Data records
↓↓↓
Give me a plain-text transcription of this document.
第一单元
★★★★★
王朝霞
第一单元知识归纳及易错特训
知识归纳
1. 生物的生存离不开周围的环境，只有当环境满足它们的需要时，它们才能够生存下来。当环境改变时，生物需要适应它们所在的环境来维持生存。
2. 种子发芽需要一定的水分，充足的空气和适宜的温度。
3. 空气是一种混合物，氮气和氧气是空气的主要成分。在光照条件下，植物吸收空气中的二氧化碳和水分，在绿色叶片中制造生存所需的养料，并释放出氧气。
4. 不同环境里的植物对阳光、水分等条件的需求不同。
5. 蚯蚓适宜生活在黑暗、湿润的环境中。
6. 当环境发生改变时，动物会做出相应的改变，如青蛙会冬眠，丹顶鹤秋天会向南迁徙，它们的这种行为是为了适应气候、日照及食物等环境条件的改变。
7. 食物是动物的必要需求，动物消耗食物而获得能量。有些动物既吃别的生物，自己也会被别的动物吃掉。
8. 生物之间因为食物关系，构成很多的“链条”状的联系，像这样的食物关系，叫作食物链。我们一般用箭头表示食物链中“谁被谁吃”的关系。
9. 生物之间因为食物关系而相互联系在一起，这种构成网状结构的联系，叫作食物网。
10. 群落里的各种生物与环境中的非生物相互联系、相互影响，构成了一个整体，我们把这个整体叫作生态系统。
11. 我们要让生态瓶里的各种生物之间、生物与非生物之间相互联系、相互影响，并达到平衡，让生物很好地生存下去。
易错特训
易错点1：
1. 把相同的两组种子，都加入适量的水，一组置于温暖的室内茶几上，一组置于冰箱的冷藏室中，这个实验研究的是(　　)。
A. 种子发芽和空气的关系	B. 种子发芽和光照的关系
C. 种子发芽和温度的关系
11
↑↑↑
WHAT THE EXERCISE ASKS. Repeat the material above exactly.

ANSWER FOR THE TASK.
Give me a plain-text transcription of this document.
第一单元
★★★★★
王朝霞
第一单元知识归纳及易错特训
知识归纳
1. 生物的生存离不开周围的环境，只有当环境满足它们的需要时，它们才能够生存下来。当环境改变时，生物需要适应它们所在的环境来维持生存。
2. 种子发芽需要一定的水分，充足的空气和适宜的温度。
3. 空气是一种混合物，氮气和氧气是空气的主要成分。在光照条件下，植物吸收空气中的二氧化碳和水分，在绿色叶片中制造生存所需的养料，并释放出氧气。
4. 不同环境里的植物对阳光、水分等条件的需求不同。
5. 蚯蚓适宜生活在黑暗、湿润的环境中。
6. 当环境发生改变时，动物会做出相应的改变，如青蛙会冬眠，丹顶鹤秋天会向南迁徙，它们的这种行为是为了适应气候、日照及食物等环境条件的改变。
7. 食物是动物的必要需求，动物消耗食物而获得能量。有些动物既吃别的生物，自己也会被别的动物吃掉。
8. 生物之间因为食物关系，构成很多的“链条”状的联系，像这样的食物关系，叫作食物链。我们一般用箭头表示食物链中“谁被谁吃”的关系。
9. 生物之间因为食物关系而相互联系在一起，这种构成网状结构的联系，叫作食物网。
10. 群落里的各种生物与环境中的非生物相互联系、相互影响，构成了一个整体，我们把这个整体叫作生态系统。
11. 我们要让生态瓶里的各种生物之间、生物与非生物之间相互联系、相互影响，并达到平衡，让生物很好地生存下去。
易错特训
易错点1：
1. 把相同的两组种子，都加入适量的水，一组置于温暖的室内茶几上，一组置于冰箱的冷藏室中，这个实验研究的是(　　)。
A. 种子发芽和空气的关系	B. 种子发芽和光照的关系
C. 种子发芽和温度的关系
11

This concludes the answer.